───── RECORDS FOR THIS EXERCISE ─────
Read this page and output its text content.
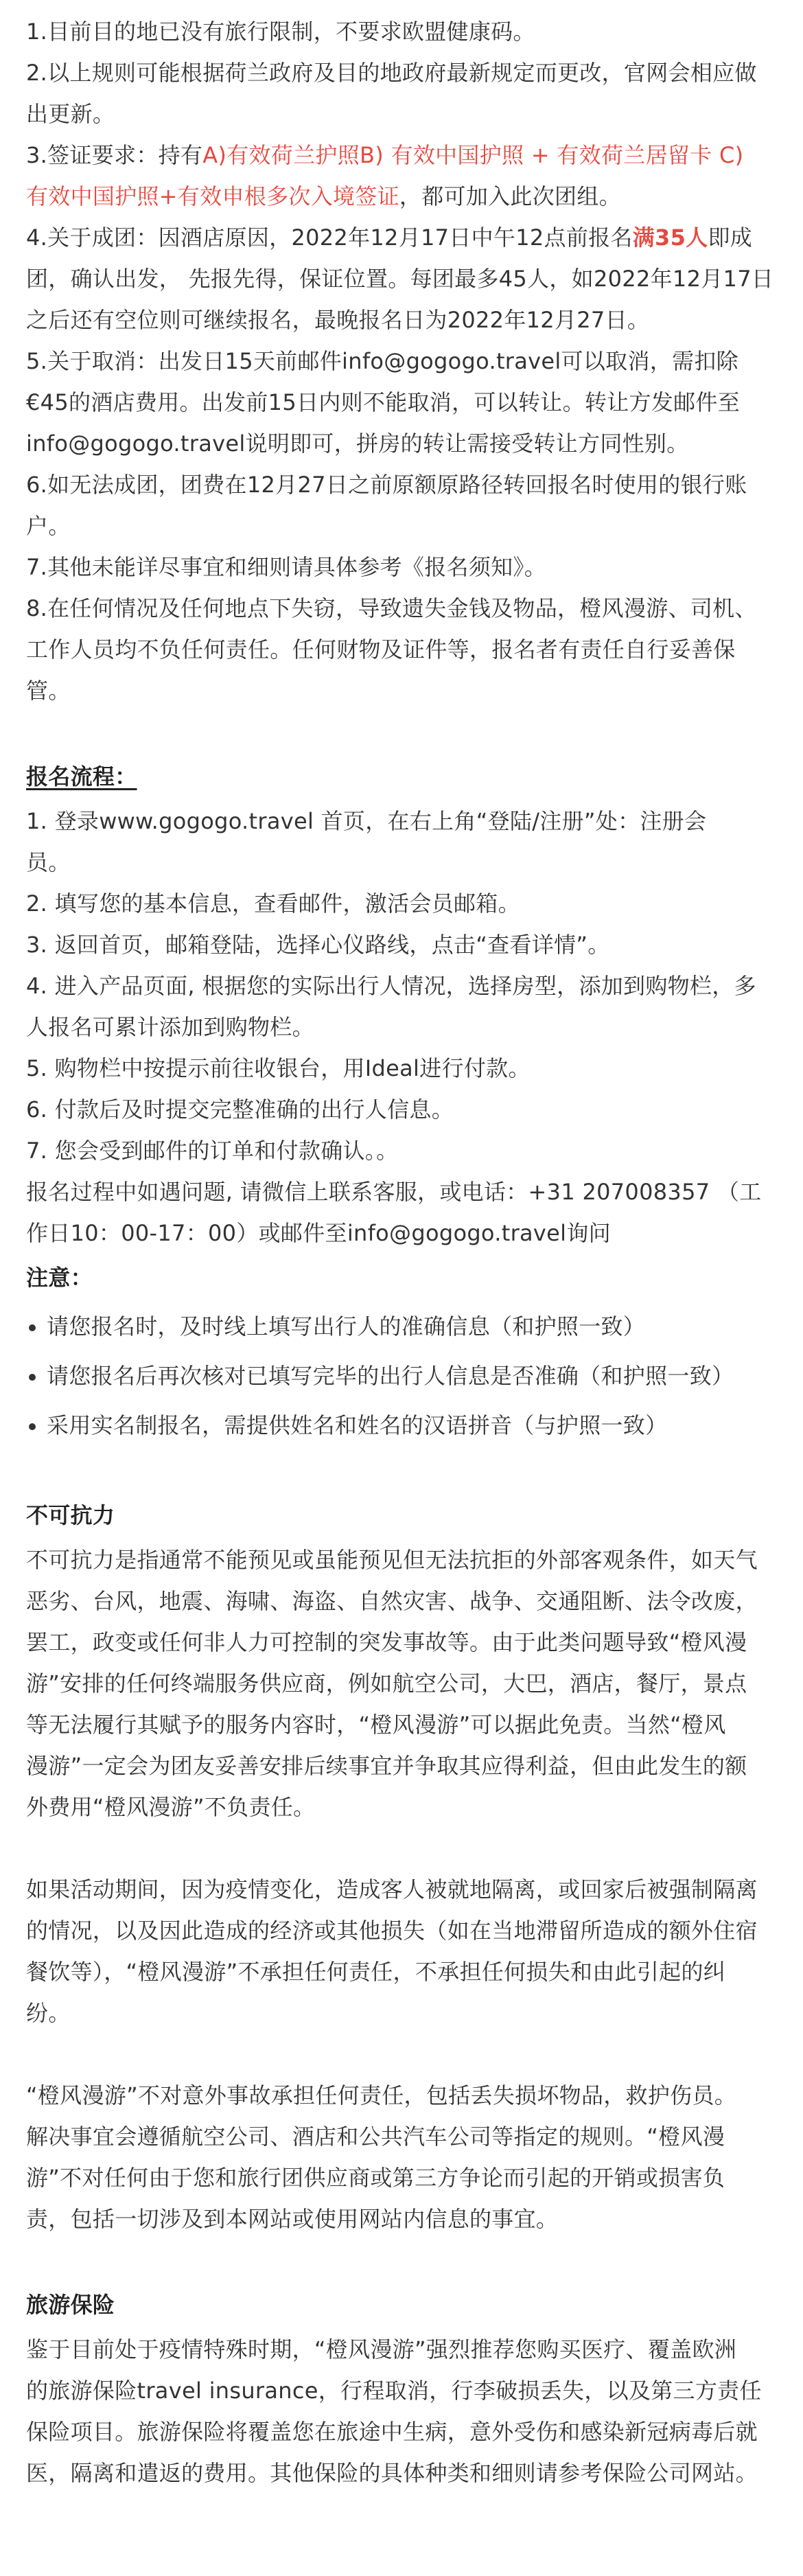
1.目前目的地已没有旅行限制，不要求欧盟健康码。
2.以上规则可能根据荷兰政府及目的地政府最新规定而更改，官网会相应做
出更新。
3.签证要求：持有A)有效荷兰护照B) 有效中国护照 + 有效荷兰居留卡 C)
有效中国护照+有效申根多次入境签证，都可加入此次团组。
4.关于成团：因酒店原因，2022年12月17日中午12点前报名满35人即成
团，确认出发， 先报先得，保证位置。每团最多45人，如2022年12月17日
之后还有空位则可继续报名，最晚报名日为2022年12月27日。
5.关于取消：出发日15天前邮件info@gogogo.travel可以取消，需扣除
€45的酒店费用。出发前15日内则不能取消，可以转让。转让方发邮件至
info@gogogo.travel说明即可，拼房的转让需接受转让方同性别。
6.如无法成团，团费在12月27日之前原额原路径转回报名时使用的银行账
户。
7.其他未能详尽事宜和细则请具体参考《报名须知》。
8.在任何情况及任何地点下失窃，导致遗失金钱及物品，橙风漫游、司机、
工作人员均不负任何责任。任何财物及证件等，报名者有责任自行妥善保
管。
报名流程：
1. 登录www.gogogo.travel 首页，在右上角“登陆/注册”处：注册会
员。
2. 填写您的基本信息，查看邮件，激活会员邮箱。
3. 返回首页，邮箱登陆，选择心仪路线，点击“查看详情”。
4. 进入产品页面, 根据您的实际出行人情况，选择房型，添加到购物栏，多
人报名可累计添加到购物栏。
5. 购物栏中按提示前往收银台，用Ideal进行付款。
6. 付款后及时提交完整准确的出行人信息。
7. 您会受到邮件的订单和付款确认。。
报名过程中如遇问题, 请微信上联系客服，或电话：+31 207008357 （工
作日10：00-17：00）或邮件至info@gogogo.travel询问
注意：
请您报名时，及时线上填写出行人的准确信息（和护照一致）
请您报名后再次核对已填写完毕的出行人信息是否准确（和护照一致）
采用实名制报名，需提供姓名和姓名的汉语拼音（与护照一致）
不可抗力
不可抗力是指通常不能预见或虽能预见但无法抗拒的外部客观条件，如天气
恶劣、台风，地震、海啸、海盗、自然灾害、战争、交通阻断、法令改废，
罢工，政变或任何非人力可控制的突发事故等。由于此类问题导致“橙风漫
游”安排的任何终端服务供应商，例如航空公司，大巴，酒店，餐厅，景点
等无法履行其赋予的服务内容时，“橙风漫游”可以据此免责。当然“橙风
漫游”一定会为团友妥善安排后续事宜并争取其应得利益，但由此发生的额
外费用“橙风漫游”不负责任。
如果活动期间，因为疫情变化，造成客人被就地隔离，或回家后被强制隔离
的情况，以及因此造成的经济或其他损失（如在当地滞留所造成的额外住宿
餐饮等），“橙风漫游”不承担任何责任，不承担任何损失和由此引起的纠
纷。
“橙风漫游”不对意外事故承担任何责任，包括丢失损坏物品，救护伤员。
解决事宜会遵循航空公司、酒店和公共汽车公司等指定的规则。“橙风漫
游”不对任何由于您和旅行团供应商或第三方争论而引起的开销或损害负
责，包括一切涉及到本网站或使用网站内信息的事宜。
旅游保险
鉴于目前处于疫情特殊时期，“橙风漫游”强烈推荐您购买医疗、覆盖欧洲
的旅游保险travel insurance，行程取消，行李破损丢失，以及第三方责任
保险项目。旅游保险将覆盖您在旅途中生病，意外受伤和感染新冠病毒后就
医，隔离和遣返的费用。其他保险的具体种类和细则请参考保险公司网站。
─────
Repeat verbatim all the material, but not the pictures.

Read this page and output its text content.
1.目前目的地已没有旅行限制，不要求欧盟健康码。
2.以上规则可能根据荷兰政府及目的地政府最新规定而更改，官网会相应做
出更新。
3.签证要求：持有A)有效荷兰护照B) 有效中国护照 + 有效荷兰居留卡 C)
有效中国护照+有效申根多次入境签证，都可加入此次团组。
4.关于成团：因酒店原因，2022年12月17日中午12点前报名满35人即成
团，确认出发， 先报先得，保证位置。每团最多45人，如2022年12月17日
之后还有空位则可继续报名，最晚报名日为2022年12月27日。
5.关于取消：出发日15天前邮件info@gogogo.travel可以取消，需扣除
€45的酒店费用。出发前15日内则不能取消，可以转让。转让方发邮件至
info@gogogo.travel说明即可，拼房的转让需接受转让方同性别。
6.如无法成团，团费在12月27日之前原额原路径转回报名时使用的银行账
户。
7.其他未能详尽事宜和细则请具体参考《报名须知》。
8.在任何情况及任何地点下失窃，导致遗失金钱及物品，橙风漫游、司机、
工作人员均不负任何责任。任何财物及证件等，报名者有责任自行妥善保
管。
报名流程：
1. 登录www.gogogo.travel 首页，在右上角“登陆/注册”处：注册会
员。
2. 填写您的基本信息，查看邮件，激活会员邮箱。
3. 返回首页，邮箱登陆，选择心仪路线，点击“查看详情”。
4. 进入产品页面, 根据您的实际出行人情况，选择房型，添加到购物栏，多
人报名可累计添加到购物栏。
5. 购物栏中按提示前往收银台，用Ideal进行付款。
6. 付款后及时提交完整准确的出行人信息。
7. 您会受到邮件的订单和付款确认。。
报名过程中如遇问题, 请微信上联系客服，或电话：+31 207008357 （工
作日10：00-17：00）或邮件至info@gogogo.travel询问
注意：
请您报名时，及时线上填写出行人的准确信息（和护照一致）
请您报名后再次核对已填写完毕的出行人信息是否准确（和护照一致）
采用实名制报名，需提供姓名和姓名的汉语拼音（与护照一致）
不可抗力
不可抗力是指通常不能预见或虽能预见但无法抗拒的外部客观条件，如天气
恶劣、台风，地震、海啸、海盗、自然灾害、战争、交通阻断、法令改废，
罢工，政变或任何非人力可控制的突发事故等。由于此类问题导致“橙风漫
游”安排的任何终端服务供应商，例如航空公司，大巴，酒店，餐厅，景点
等无法履行其赋予的服务内容时，“橙风漫游”可以据此免责。当然“橙风
漫游”一定会为团友妥善安排后续事宜并争取其应得利益，但由此发生的额
外费用“橙风漫游”不负责任。
如果活动期间，因为疫情变化，造成客人被就地隔离，或回家后被强制隔离
的情况，以及因此造成的经济或其他损失（如在当地滞留所造成的额外住宿
餐饮等），“橙风漫游”不承担任何责任，不承担任何损失和由此引起的纠
纷。
“橙风漫游”不对意外事故承担任何责任，包括丢失损坏物品，救护伤员。
解决事宜会遵循航空公司、酒店和公共汽车公司等指定的规则。“橙风漫
游”不对任何由于您和旅行团供应商或第三方争论而引起的开销或损害负
责，包括一切涉及到本网站或使用网站内信息的事宜。
旅游保险
鉴于目前处于疫情特殊时期，“橙风漫游”强烈推荐您购买医疗、覆盖欧洲
的旅游保险travel insurance，行程取消，行李破损丢失，以及第三方责任
保险项目。旅游保险将覆盖您在旅途中生病，意外受伤和感染新冠病毒后就
医，隔离和遣返的费用。其他保险的具体种类和细则请参考保险公司网站。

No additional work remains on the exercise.